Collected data
* * *

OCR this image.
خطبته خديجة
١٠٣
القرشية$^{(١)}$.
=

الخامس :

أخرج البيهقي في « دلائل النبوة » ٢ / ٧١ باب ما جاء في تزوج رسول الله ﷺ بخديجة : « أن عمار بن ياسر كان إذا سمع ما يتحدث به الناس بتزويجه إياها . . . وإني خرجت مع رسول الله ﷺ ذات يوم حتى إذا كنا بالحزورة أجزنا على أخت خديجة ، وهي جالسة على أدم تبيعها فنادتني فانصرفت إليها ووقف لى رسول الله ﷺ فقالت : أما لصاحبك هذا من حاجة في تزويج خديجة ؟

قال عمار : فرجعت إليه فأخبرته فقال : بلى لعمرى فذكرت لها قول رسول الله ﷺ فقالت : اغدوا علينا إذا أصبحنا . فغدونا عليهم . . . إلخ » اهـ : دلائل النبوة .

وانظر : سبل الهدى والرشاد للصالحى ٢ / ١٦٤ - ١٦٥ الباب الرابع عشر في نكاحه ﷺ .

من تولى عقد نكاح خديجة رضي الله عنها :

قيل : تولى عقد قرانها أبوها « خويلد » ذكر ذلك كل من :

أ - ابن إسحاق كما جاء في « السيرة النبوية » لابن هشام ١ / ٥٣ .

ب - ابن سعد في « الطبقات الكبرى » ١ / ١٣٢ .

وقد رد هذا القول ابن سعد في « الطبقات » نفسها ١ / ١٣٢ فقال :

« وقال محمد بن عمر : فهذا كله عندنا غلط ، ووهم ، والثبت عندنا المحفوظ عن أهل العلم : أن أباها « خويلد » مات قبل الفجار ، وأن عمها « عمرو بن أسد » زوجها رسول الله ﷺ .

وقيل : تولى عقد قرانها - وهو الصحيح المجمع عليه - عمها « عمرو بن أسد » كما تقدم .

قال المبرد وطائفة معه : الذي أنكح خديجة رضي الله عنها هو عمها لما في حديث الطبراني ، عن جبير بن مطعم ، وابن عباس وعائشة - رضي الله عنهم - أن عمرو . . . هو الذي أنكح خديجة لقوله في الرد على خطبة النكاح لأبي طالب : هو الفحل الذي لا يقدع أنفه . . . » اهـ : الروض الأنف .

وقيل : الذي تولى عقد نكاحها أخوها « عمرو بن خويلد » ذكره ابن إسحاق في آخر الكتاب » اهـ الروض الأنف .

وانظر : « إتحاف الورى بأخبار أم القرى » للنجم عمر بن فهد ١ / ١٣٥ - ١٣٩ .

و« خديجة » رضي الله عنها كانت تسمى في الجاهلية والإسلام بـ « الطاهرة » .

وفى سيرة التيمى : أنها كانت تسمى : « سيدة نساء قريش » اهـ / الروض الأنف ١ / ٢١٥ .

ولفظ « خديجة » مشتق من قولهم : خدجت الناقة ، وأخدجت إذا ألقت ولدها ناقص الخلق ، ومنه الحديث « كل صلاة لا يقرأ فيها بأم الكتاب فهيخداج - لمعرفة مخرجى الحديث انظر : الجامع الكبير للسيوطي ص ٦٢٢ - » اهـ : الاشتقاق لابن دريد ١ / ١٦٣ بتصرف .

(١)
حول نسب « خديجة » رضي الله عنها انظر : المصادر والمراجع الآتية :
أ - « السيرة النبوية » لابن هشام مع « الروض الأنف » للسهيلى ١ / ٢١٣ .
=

* * *

→ SET EXERCISE: Identify which lines contain the word "هشام" and copy each one.

→ FINISHED TASK:
أ - ابن إسحاق كما جاء في « السيرة النبوية » لابن هشام ١ / ٥٣ .
أ - « السيرة النبوية » لابن هشام مع « الروض الأنف » للسهيلى ١ / ٢١٣ .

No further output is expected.